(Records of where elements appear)
- - - -

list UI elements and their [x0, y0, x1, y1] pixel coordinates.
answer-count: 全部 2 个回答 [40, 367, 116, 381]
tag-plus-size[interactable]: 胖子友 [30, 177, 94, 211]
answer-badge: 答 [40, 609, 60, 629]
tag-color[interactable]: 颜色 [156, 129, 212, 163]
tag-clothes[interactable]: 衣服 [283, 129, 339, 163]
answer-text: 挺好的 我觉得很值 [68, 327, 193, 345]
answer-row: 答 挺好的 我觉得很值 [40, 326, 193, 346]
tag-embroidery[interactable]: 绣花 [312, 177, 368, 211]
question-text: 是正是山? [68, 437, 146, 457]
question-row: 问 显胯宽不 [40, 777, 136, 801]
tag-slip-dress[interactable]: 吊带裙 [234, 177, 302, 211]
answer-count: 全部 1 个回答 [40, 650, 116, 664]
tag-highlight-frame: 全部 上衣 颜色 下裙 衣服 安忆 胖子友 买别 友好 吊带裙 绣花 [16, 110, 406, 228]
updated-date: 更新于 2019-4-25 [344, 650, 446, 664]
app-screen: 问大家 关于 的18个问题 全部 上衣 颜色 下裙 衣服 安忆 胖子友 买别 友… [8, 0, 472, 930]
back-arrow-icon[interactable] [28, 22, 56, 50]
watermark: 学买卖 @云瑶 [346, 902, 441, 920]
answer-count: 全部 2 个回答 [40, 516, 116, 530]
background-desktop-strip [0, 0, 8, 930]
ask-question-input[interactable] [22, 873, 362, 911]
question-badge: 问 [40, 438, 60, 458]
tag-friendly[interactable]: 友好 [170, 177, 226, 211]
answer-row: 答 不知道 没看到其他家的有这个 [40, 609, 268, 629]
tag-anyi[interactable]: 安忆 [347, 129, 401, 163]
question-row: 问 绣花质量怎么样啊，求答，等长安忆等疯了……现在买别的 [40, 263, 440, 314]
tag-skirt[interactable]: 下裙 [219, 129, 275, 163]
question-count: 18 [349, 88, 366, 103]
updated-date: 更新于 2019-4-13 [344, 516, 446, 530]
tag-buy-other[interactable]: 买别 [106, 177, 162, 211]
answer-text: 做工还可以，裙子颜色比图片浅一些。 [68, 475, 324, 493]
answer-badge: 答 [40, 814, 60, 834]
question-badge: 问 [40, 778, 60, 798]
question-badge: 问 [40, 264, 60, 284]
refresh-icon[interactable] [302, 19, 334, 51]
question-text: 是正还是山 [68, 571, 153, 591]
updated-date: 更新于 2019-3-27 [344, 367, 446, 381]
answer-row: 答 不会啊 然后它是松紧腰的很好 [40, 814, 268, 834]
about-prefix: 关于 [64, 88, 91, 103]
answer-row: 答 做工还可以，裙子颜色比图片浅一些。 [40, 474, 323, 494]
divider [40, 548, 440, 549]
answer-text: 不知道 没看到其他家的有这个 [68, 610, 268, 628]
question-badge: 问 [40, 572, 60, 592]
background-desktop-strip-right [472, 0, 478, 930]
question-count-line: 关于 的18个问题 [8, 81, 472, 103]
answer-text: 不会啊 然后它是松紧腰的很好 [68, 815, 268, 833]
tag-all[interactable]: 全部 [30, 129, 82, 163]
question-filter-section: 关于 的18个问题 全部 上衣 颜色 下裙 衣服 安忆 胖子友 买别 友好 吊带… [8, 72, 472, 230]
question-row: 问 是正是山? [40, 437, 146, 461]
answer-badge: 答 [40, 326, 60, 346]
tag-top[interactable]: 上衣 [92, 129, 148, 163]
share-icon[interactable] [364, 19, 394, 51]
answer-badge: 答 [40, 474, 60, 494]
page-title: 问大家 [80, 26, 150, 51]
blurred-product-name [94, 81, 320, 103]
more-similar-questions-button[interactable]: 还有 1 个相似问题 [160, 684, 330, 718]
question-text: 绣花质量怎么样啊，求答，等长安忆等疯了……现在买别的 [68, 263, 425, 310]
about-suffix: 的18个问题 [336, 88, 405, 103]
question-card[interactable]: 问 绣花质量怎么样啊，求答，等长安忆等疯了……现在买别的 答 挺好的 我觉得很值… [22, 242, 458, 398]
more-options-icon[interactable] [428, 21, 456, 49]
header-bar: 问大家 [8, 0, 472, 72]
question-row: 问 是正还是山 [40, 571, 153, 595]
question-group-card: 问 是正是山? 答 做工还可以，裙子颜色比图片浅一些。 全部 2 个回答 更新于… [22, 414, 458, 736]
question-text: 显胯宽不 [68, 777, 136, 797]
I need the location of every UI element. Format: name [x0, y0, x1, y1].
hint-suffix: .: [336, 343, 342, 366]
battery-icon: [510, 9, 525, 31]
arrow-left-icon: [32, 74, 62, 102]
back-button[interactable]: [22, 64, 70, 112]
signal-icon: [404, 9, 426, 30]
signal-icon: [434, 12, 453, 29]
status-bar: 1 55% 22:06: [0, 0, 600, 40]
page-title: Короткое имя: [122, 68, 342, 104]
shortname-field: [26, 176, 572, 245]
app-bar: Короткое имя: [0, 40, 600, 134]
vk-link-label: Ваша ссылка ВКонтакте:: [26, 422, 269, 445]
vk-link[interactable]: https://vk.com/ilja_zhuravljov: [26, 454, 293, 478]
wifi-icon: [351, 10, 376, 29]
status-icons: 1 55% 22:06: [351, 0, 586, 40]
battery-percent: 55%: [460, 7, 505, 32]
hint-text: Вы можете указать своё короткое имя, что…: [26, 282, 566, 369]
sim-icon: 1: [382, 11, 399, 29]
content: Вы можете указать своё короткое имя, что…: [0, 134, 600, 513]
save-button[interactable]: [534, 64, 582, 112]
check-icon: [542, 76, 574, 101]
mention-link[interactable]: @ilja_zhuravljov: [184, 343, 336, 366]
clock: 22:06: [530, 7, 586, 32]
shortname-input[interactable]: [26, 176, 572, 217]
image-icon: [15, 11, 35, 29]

- - - -

▸ **PROMPT**:
Reproduce every line of the records above verbatim, without altering any character.

▸ **SOLVED PROBLEM**:
list UI elements and their [x0, y0, x1, y1] pixel coordinates.
answer-count: 全部 2 个回答 [40, 367, 116, 381]
tag-plus-size[interactable]: 胖子友 [30, 177, 94, 211]
answer-badge: 答 [40, 609, 60, 629]
tag-color[interactable]: 颜色 [156, 129, 212, 163]
tag-clothes[interactable]: 衣服 [283, 129, 339, 163]
answer-text: 挺好的 我觉得很值 [68, 327, 193, 345]
answer-row: 答 挺好的 我觉得很值 [40, 326, 193, 346]
tag-embroidery[interactable]: 绣花 [312, 177, 368, 211]
question-text: 是正是山? [68, 437, 146, 457]
question-row: 问 显胯宽不 [40, 777, 136, 801]
tag-slip-dress[interactable]: 吊带裙 [234, 177, 302, 211]
answer-count: 全部 1 个回答 [40, 650, 116, 664]
tag-highlight-frame: 全部 上衣 颜色 下裙 衣服 安忆 胖子友 买别 友好 吊带裙 绣花 [16, 110, 406, 228]
updated-date: 更新于 2019-4-25 [344, 650, 446, 664]
app-screen: 问大家 关于 的18个问题 全部 上衣 颜色 下裙 衣服 安忆 胖子友 买别 友… [8, 0, 472, 930]
back-arrow-icon[interactable] [28, 22, 56, 50]
watermark: 学买卖 @云瑶 [346, 902, 441, 920]
answer-count: 全部 2 个回答 [40, 516, 116, 530]
background-desktop-strip [0, 0, 8, 930]
ask-question-input[interactable] [22, 873, 362, 911]
question-badge: 问 [40, 438, 60, 458]
tag-friendly[interactable]: 友好 [170, 177, 226, 211]
answer-row: 答 不知道 没看到其他家的有这个 [40, 609, 268, 629]
tag-anyi[interactable]: 安忆 [347, 129, 401, 163]
question-row: 问 绣花质量怎么样啊，求答，等长安忆等疯了……现在买别的 [40, 263, 440, 314]
tag-skirt[interactable]: 下裙 [219, 129, 275, 163]
question-count: 18 [349, 88, 366, 103]
updated-date: 更新于 2019-4-13 [344, 516, 446, 530]
tag-buy-other[interactable]: 买别 [106, 177, 162, 211]
answer-text: 做工还可以，裙子颜色比图片浅一些。 [68, 475, 324, 493]
answer-badge: 答 [40, 814, 60, 834]
question-badge: 问 [40, 778, 60, 798]
question-badge: 问 [40, 264, 60, 284]
refresh-icon[interactable] [302, 19, 334, 51]
question-text: 是正还是山 [68, 571, 153, 591]
updated-date: 更新于 2019-3-27 [344, 367, 446, 381]
answer-row: 答 不会啊 然后它是松紧腰的很好 [40, 814, 268, 834]
about-prefix: 关于 [64, 88, 91, 103]
answer-row: 答 做工还可以，裙子颜色比图片浅一些。 [40, 474, 323, 494]
divider [40, 548, 440, 549]
answer-text: 不知道 没看到其他家的有这个 [68, 610, 268, 628]
question-badge: 问 [40, 572, 60, 592]
background-desktop-strip-right [472, 0, 478, 930]
question-count-line: 关于 的18个问题 [8, 81, 472, 103]
answer-text: 不会啊 然后它是松紧腰的很好 [68, 815, 268, 833]
tag-all[interactable]: 全部 [30, 129, 82, 163]
question-filter-section: 关于 的18个问题 全部 上衣 颜色 下裙 衣服 安忆 胖子友 买别 友好 吊带… [8, 72, 472, 230]
question-row: 问 是正是山? [40, 437, 146, 461]
answer-badge: 答 [40, 326, 60, 346]
tag-top[interactable]: 上衣 [92, 129, 148, 163]
share-icon[interactable] [364, 19, 394, 51]
answer-badge: 答 [40, 474, 60, 494]
page-title: 问大家 [80, 26, 150, 51]
blurred-product-name [94, 81, 320, 103]
more-similar-questions-button[interactable]: 还有 1 个相似问题 [160, 684, 330, 718]
question-text: 绣花质量怎么样啊，求答，等长安忆等疯了……现在买别的 [68, 263, 425, 310]
about-suffix: 的18个问题 [336, 88, 405, 103]
question-card[interactable]: 问 绣花质量怎么样啊，求答，等长安忆等疯了……现在买别的 答 挺好的 我觉得很值… [22, 242, 458, 398]
more-options-icon[interactable] [428, 21, 456, 49]
header-bar: 问大家 [8, 0, 472, 72]
question-row: 问 是正还是山 [40, 571, 153, 595]
question-group-card: 问 是正是山? 答 做工还可以，裙子颜色比图片浅一些。 全部 2 个回答 更新于… [22, 414, 458, 736]
question-text: 显胯宽不 [68, 777, 136, 797]
I need the location of every UI element. Format: name [x0, y0, x1, y1].
hint-suffix: .: [336, 343, 342, 366]
battery-icon: [510, 9, 525, 31]
arrow-left-icon: [32, 74, 62, 102]
back-button[interactable]: [22, 64, 70, 112]
signal-icon: [404, 9, 426, 30]
signal-icon: [434, 12, 453, 29]
status-bar: 1 55% 22:06: [0, 0, 600, 40]
page-title: Короткое имя: [122, 68, 342, 104]
shortname-field: [26, 176, 572, 245]
app-bar: Короткое имя: [0, 40, 600, 134]
vk-link-label: Ваша ссылка ВКонтакте:: [26, 422, 269, 445]
vk-link[interactable]: https://vk.com/ilja_zhuravljov: [26, 454, 293, 478]
wifi-icon: [351, 10, 376, 29]
status-icons: 1 55% 22:06: [351, 0, 586, 40]
battery-percent: 55%: [460, 7, 505, 32]
hint-text: Вы можете указать своё короткое имя, что…: [26, 282, 566, 369]
sim-icon: 1: [382, 11, 399, 29]
content: Вы можете указать своё короткое имя, что…: [0, 134, 600, 513]
save-button[interactable]: [534, 64, 582, 112]
check-icon: [542, 76, 574, 101]
mention-link[interactable]: @ilja_zhuravljov: [184, 343, 336, 366]
clock: 22:06: [530, 7, 586, 32]
shortname-input[interactable]: [26, 176, 572, 217]
image-icon: [15, 11, 35, 29]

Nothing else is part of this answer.